The biggest issue that I’ve noticed with the introduction of TikTok Shop is the influx of fast fashion present on the app. Many of the products that have been gaining popularity on TikTok Shop are dupes of famous clothing brands or items that chase the latest clothing trend. Unfortunately, most of those items are produced by fast fashion companies. For a full understanding of TikTok’s involvement in fast fashion, we need to examine TikTok’s app economy before the creation of their shopping platform. Many fashion content creators on TikTok used, and still continue, to use “shopping hauls” as a part of their influencer brand. If you are interested in fashion (like myself), your “For You Page” will likely be covered in videos like that. TikTok’s algorithm, which incentivizes creators to post videos every day to stay relevant, encourages fashion influencers to keep pace with the algorithm through the use of fast fashion. Shopping haul reviews of fast fashion companies like “Shein Haul”, “What I Bought at H&M”, “Uniqlo Lookbook”, and so many other similar titles make up the bulk of fashion content on TikTok. Since these fast fashion giants are the only companies that can keep up with the swift trend cycle of TikTok, many creators rely on fast fashion for new items to review. However, with the introduction of TikTok Shop nowadays, those same video titles from before now read something along the lines of “TikTok Shop Haul”, “What I Bought on TikTok Shop”, “TikTok Shop Lookbook”, etc. This is, of course, still fast fashion that’s just been repackaged with a different title.

## Data supplied:

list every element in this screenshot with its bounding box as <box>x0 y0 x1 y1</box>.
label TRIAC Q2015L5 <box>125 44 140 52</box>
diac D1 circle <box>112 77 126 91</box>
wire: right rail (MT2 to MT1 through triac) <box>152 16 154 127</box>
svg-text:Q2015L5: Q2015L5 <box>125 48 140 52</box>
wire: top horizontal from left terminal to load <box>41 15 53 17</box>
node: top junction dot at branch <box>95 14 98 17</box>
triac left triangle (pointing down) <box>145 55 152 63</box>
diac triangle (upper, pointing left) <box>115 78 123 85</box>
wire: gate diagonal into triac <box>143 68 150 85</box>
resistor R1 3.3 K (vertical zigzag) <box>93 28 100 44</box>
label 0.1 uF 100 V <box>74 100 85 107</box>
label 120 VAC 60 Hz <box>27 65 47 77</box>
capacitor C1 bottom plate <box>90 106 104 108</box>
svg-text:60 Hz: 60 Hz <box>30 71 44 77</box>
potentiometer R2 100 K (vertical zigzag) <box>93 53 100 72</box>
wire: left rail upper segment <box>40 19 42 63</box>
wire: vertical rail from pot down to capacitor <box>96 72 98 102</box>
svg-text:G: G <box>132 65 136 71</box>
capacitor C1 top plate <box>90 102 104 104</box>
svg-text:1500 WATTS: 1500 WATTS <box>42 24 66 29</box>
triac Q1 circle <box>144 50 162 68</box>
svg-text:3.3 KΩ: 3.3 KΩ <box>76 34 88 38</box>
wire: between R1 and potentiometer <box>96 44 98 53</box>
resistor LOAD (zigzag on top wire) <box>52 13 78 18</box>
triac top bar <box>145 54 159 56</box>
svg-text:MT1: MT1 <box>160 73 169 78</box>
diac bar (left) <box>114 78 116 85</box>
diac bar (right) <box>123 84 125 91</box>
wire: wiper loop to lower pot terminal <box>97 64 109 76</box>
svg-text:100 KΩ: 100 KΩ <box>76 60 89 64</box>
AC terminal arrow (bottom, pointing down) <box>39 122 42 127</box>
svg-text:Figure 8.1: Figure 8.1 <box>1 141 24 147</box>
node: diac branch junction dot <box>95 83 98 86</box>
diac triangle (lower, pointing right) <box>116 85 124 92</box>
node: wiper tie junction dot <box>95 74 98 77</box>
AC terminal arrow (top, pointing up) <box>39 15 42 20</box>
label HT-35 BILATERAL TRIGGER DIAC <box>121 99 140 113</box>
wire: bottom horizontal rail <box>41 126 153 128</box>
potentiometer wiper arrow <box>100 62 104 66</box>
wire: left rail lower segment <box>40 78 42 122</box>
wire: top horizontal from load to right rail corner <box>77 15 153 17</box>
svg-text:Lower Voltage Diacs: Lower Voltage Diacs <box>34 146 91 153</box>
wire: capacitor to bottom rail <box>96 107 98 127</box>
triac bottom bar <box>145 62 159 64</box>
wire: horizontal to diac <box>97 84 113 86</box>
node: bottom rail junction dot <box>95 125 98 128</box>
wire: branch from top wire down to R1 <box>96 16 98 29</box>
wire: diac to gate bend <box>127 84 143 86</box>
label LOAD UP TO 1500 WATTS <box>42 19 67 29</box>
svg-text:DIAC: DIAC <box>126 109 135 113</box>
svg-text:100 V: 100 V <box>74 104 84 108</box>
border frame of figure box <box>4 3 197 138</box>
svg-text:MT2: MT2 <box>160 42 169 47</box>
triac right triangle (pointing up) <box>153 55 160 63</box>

## Tasks for this exercise:
A: Extract the TikTok Shop passage in full, word for word.
B: Rewrite the rows starting at the first row and ending at the row that contains "svg-text:G: G <box>132 65 136 71</box>", with "potentiometer" replaced by "variable resistor" and nothing else changed. Give back only those rows.
The text and the rows were taken from unrelated sources.

## The answers:
A:
The biggest issue that I’ve noticed with the introduction of TikTok Shop is the influx of fast fashion present on the app. Many of the products that have been gaining popularity on TikTok Shop are dupes of famous clothing brands or items that chase the latest clothing trend. Unfortunately, most of those items are produced by fast fashion companies. For a full understanding of TikTok’s involvement in fast fashion, we need to examine TikTok’s app economy before the creation of their shopping platform. Many fashion content creators on TikTok used, and still continue, to use “shopping hauls” as a part of their influencer brand. If you are interested in fashion (like myself), your “For You Page” will likely be covered in videos like that. TikTok’s algorithm, which incentivizes creators to post videos every day to stay relevant, encourages fashion influencers to keep pace with the algorithm through the use of fast fashion. Shopping haul reviews of fast fashion companies like “Shein Haul”, “What I Bought at H&M”, “Uniqlo Lookbook”, and so many other similar titles make up the bulk of fashion content on TikTok. Since these fast fashion giants are the only companies that can keep up with the swift trend cycle of TikTok, many creators rely on fast fashion for new items to review. However, with the introduction of TikTok Shop nowadays, those same video titles from before now read something along the lines of “TikTok Shop Haul”, “What I Bought on TikTok Shop”, “TikTok Shop Lookbook”, etc. This is, of course, still fast fashion that’s just been repackaged with a different title.

B:
list every element in this screenshot with its bounding box as <box>x0 y0 x1 y1</box>.
label TRIAC Q2015L5 <box>125 44 140 52</box>
diac D1 circle <box>112 77 126 91</box>
wire: right rail (MT2 to MT1 through triac) <box>152 16 154 127</box>
svg-text:Q2015L5: Q2015L5 <box>125 48 140 52</box>
wire: top horizontal from left terminal to load <box>41 15 53 17</box>
node: top junction dot at branch <box>95 14 98 17</box>
triac left triangle (pointing down) <box>145 55 152 63</box>
diac triangle (upper, pointing left) <box>115 78 123 85</box>
wire: gate diagonal into triac <box>143 68 150 85</box>
resistor R1 3.3 K (vertical zigzag) <box>93 28 100 44</box>
label 0.1 uF 100 V <box>74 100 85 107</box>
label 120 VAC 60 Hz <box>27 65 47 77</box>
capacitor C1 bottom plate <box>90 106 104 108</box>
svg-text:60 Hz: 60 Hz <box>30 71 44 77</box>
variable resistor R2 100 K (vertical zigzag) <box>93 53 100 72</box>
wire: left rail upper segment <box>40 19 42 63</box>
wire: vertical rail from pot down to capacitor <box>96 72 98 102</box>
svg-text:G: G <box>132 65 136 71</box>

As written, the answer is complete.